-- Start --
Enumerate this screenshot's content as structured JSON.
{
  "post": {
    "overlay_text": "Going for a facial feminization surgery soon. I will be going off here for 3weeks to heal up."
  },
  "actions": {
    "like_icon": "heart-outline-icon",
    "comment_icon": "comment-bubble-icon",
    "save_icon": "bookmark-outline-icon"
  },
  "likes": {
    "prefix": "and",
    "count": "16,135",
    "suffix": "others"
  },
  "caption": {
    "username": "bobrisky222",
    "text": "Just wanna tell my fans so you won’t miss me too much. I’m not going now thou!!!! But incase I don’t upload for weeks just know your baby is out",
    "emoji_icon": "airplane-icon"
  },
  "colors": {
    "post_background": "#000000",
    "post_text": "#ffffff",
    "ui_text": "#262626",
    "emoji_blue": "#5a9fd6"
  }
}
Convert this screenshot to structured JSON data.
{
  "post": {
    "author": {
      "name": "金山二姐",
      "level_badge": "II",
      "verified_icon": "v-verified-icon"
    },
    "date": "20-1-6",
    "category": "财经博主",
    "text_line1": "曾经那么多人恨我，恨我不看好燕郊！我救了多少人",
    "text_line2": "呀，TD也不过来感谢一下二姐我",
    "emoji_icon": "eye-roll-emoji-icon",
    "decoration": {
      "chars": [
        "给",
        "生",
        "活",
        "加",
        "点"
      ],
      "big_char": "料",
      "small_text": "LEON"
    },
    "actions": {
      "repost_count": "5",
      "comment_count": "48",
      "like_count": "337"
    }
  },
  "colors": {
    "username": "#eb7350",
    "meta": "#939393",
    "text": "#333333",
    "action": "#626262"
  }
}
-- End --
> **Instruction**
Transcribe all entries exactly as they are given.

> **Exercise result**
Enumerate this screenshot's content as structured JSON.
{
  "post": {
    "overlay_text": "Going for a facial feminization surgery soon. I will be going off here for 3weeks to heal up."
  },
  "actions": {
    "like_icon": "heart-outline-icon",
    "comment_icon": "comment-bubble-icon",
    "save_icon": "bookmark-outline-icon"
  },
  "likes": {
    "prefix": "and",
    "count": "16,135",
    "suffix": "others"
  },
  "caption": {
    "username": "bobrisky222",
    "text": "Just wanna tell my fans so you won’t miss me too much. I’m not going now thou!!!! But incase I don’t upload for weeks just know your baby is out",
    "emoji_icon": "airplane-icon"
  },
  "colors": {
    "post_background": "#000000",
    "post_text": "#ffffff",
    "ui_text": "#262626",
    "emoji_blue": "#5a9fd6"
  }
}
Convert this screenshot to structured JSON data.
{
  "post": {
    "author": {
      "name": "金山二姐",
      "level_badge": "II",
      "verified_icon": "v-verified-icon"
    },
    "date": "20-1-6",
    "category": "财经博主",
    "text_line1": "曾经那么多人恨我，恨我不看好燕郊！我救了多少人",
    "text_line2": "呀，TD也不过来感谢一下二姐我",
    "emoji_icon": "eye-roll-emoji-icon",
    "decoration": {
      "chars": [
        "给",
        "生",
        "活",
        "加",
        "点"
      ],
      "big_char": "料",
      "small_text": "LEON"
    },
    "actions": {
      "repost_count": "5",
      "comment_count": "48",
      "like_count": "337"
    }
  },
  "colors": {
    "username": "#eb7350",
    "meta": "#939393",
    "text": "#333333",
    "action": "#626262"
  }
}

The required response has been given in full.